» DIRECTIONS
In the entries below, find the lines that contain the word "from" and copy them.
"""
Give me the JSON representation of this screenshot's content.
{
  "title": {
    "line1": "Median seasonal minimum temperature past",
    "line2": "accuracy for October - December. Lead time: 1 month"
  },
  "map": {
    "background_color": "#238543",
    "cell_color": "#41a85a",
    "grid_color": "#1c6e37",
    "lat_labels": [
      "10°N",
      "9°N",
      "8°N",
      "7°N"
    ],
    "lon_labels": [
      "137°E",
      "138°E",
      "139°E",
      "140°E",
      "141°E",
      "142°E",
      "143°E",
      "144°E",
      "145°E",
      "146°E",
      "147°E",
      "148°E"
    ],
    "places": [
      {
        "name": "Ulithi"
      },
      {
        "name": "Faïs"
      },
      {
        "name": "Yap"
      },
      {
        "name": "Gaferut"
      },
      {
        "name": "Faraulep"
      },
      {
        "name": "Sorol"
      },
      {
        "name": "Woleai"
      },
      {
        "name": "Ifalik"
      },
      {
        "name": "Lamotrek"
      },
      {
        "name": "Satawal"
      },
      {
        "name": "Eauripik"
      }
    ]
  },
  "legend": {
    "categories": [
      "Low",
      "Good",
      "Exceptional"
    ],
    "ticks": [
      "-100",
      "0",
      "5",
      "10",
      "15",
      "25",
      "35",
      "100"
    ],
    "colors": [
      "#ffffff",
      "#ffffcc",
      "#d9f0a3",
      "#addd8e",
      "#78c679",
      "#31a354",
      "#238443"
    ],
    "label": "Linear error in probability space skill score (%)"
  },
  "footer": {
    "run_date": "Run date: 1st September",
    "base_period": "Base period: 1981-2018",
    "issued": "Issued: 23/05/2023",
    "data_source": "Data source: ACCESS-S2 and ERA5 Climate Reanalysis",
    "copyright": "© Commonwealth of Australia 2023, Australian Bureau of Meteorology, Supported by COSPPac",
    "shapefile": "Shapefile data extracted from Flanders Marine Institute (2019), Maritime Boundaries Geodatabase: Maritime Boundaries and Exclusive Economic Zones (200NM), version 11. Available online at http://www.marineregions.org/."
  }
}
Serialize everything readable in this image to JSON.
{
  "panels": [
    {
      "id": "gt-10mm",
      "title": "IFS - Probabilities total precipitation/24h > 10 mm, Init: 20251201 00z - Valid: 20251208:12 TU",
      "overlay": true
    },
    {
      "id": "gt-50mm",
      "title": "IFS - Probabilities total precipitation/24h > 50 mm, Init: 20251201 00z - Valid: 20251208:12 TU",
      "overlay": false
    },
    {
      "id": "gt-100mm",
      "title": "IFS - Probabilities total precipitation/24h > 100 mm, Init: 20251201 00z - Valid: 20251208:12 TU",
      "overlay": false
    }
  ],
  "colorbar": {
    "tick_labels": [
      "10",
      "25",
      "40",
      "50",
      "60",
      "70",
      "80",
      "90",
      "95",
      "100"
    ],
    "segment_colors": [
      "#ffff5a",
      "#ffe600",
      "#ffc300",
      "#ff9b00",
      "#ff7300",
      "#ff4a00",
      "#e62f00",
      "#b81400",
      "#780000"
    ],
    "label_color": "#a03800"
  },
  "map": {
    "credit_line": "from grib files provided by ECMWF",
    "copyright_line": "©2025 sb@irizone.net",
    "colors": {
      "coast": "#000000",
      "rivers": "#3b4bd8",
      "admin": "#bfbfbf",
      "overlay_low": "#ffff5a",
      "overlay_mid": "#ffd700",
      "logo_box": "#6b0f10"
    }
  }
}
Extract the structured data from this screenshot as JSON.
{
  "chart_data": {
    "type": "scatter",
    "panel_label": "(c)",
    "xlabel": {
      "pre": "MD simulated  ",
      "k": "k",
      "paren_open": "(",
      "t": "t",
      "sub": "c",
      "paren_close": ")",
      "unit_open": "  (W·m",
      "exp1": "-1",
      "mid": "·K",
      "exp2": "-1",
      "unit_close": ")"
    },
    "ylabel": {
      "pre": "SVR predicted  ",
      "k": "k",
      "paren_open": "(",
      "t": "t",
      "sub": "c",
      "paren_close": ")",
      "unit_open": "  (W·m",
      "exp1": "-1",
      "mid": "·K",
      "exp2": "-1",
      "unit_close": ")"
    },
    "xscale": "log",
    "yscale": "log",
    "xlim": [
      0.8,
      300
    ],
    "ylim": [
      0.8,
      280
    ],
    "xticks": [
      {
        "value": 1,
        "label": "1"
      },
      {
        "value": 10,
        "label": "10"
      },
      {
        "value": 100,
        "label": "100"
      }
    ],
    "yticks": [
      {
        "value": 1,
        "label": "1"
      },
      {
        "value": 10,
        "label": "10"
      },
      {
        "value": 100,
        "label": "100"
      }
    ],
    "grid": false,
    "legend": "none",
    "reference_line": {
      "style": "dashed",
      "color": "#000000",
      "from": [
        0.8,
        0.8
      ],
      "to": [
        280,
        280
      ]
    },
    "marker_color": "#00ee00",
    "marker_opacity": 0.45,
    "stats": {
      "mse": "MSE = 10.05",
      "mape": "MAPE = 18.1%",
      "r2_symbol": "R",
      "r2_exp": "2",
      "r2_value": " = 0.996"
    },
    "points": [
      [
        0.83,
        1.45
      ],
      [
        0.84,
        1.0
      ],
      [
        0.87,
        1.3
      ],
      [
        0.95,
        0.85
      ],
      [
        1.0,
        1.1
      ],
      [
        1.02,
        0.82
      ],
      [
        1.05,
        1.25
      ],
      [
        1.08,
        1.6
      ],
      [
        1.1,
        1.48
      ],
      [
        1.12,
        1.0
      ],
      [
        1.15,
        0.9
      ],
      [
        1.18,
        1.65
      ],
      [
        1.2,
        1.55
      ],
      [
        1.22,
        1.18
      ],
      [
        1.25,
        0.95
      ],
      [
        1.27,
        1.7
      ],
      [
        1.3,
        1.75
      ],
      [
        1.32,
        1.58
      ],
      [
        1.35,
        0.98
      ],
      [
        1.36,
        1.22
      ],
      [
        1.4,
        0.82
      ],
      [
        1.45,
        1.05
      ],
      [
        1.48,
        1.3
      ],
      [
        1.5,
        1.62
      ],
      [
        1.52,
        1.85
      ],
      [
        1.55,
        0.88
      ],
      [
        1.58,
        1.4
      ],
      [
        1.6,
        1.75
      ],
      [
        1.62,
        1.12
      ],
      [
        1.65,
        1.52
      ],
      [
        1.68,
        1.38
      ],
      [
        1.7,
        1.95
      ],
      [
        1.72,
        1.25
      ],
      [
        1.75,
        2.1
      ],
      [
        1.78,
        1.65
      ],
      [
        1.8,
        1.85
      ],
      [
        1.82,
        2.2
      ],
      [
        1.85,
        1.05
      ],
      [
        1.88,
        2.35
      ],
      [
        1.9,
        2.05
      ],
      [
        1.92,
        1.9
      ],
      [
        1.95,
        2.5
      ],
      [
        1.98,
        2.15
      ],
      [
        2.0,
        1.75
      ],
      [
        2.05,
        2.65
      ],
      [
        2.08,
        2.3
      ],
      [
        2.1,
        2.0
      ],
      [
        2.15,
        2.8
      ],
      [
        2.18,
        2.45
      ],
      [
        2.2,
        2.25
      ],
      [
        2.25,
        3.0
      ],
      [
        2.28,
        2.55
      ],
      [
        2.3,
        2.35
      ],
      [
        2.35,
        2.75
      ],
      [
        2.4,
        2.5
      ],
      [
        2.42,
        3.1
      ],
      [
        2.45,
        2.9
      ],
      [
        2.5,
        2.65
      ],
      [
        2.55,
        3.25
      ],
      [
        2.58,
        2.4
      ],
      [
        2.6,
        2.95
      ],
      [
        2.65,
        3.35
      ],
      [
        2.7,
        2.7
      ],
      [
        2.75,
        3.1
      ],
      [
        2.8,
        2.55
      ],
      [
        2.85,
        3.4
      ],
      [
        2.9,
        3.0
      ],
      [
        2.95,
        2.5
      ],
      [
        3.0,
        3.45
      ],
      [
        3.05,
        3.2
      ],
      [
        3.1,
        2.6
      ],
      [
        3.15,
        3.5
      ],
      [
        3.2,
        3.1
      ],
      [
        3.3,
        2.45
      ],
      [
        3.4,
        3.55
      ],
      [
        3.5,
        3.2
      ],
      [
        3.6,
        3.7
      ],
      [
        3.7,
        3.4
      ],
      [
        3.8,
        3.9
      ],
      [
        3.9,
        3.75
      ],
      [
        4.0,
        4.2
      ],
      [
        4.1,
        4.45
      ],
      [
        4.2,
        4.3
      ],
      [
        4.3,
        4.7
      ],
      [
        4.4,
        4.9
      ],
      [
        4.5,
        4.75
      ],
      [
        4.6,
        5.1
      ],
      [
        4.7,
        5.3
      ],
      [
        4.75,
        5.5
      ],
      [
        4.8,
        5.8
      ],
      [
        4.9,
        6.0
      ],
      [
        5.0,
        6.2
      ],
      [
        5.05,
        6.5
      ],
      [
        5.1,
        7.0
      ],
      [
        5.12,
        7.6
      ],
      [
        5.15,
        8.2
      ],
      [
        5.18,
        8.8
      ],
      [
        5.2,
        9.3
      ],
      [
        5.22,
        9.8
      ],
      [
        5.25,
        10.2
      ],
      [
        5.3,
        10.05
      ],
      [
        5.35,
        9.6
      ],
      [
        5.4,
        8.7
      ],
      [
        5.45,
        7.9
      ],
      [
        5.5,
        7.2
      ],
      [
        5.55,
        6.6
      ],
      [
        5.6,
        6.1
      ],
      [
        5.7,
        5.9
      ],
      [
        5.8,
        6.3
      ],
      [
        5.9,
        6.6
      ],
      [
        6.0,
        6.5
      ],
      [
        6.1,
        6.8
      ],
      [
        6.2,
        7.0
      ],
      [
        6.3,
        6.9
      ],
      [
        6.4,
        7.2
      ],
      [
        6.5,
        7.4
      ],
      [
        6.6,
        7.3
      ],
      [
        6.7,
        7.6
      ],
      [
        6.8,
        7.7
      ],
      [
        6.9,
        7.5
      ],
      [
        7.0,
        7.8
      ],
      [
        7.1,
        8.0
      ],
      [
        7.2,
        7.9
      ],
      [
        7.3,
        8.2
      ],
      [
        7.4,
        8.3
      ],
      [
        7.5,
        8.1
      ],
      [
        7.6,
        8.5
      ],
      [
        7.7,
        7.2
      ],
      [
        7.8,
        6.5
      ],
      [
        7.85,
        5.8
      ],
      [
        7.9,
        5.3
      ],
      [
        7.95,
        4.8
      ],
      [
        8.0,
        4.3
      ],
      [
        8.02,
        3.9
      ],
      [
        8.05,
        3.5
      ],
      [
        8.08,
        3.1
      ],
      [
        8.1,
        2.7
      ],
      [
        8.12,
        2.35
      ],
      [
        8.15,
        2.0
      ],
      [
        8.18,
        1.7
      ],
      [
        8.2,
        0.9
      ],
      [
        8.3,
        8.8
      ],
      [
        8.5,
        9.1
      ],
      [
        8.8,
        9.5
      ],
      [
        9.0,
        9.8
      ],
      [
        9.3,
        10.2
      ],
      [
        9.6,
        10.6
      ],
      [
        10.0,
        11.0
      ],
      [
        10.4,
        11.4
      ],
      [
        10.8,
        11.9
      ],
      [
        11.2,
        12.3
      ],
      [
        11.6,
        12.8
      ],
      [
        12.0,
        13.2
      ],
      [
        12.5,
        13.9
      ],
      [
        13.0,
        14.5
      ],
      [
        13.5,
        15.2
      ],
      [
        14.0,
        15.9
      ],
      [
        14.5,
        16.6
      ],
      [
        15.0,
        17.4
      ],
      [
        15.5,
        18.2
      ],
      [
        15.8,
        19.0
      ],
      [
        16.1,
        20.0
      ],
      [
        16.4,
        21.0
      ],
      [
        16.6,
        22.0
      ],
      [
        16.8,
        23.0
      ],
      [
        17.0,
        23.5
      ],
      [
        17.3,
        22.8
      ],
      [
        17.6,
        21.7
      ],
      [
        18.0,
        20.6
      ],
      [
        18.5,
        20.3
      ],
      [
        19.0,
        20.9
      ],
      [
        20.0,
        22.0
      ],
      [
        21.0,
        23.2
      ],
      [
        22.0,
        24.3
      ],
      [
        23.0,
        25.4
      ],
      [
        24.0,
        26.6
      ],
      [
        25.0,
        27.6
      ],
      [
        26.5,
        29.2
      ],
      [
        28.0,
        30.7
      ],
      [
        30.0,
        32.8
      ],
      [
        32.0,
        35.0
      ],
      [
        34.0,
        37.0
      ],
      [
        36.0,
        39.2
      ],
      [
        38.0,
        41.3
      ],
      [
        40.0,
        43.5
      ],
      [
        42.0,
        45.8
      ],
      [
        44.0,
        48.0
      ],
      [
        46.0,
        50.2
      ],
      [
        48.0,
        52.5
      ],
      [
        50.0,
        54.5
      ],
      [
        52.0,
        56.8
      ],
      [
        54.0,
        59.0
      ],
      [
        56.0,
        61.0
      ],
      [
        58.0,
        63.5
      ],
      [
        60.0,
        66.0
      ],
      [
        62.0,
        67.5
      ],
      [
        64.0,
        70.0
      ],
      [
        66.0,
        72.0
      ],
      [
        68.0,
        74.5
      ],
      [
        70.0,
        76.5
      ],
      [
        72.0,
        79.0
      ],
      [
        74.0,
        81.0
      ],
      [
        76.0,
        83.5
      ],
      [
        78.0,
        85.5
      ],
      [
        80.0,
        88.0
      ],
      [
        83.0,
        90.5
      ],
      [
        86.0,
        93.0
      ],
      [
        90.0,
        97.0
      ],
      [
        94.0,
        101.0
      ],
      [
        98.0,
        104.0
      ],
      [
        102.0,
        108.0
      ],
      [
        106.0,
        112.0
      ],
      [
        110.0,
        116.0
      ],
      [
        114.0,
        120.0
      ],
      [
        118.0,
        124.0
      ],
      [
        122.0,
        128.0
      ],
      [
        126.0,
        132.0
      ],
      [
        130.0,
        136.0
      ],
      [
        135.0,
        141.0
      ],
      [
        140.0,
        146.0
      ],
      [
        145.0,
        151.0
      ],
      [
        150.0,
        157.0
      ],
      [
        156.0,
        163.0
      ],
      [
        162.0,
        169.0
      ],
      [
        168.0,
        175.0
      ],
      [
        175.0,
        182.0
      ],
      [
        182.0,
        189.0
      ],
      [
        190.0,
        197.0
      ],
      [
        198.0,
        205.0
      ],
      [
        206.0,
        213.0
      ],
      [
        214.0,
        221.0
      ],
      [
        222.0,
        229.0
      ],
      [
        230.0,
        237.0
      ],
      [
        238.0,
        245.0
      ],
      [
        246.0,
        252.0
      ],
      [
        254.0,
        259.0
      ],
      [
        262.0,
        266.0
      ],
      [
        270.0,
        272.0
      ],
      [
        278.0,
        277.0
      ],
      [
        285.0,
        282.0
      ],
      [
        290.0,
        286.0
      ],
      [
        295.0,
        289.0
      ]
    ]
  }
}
"""
» WORKED ANSWER
    "shapefile": "Shapefile data extracted from Flanders Marine Institute (2019), Maritime Boundaries Geodatabase: Maritime Boundaries and Exclusive Economic Zones (200NM), version 11. Available online at http://www.marineregions.org/."
    "credit_line": "from grib files provided by ECMWF",
Extract the structured data from this screenshot as JSON.
      "from": [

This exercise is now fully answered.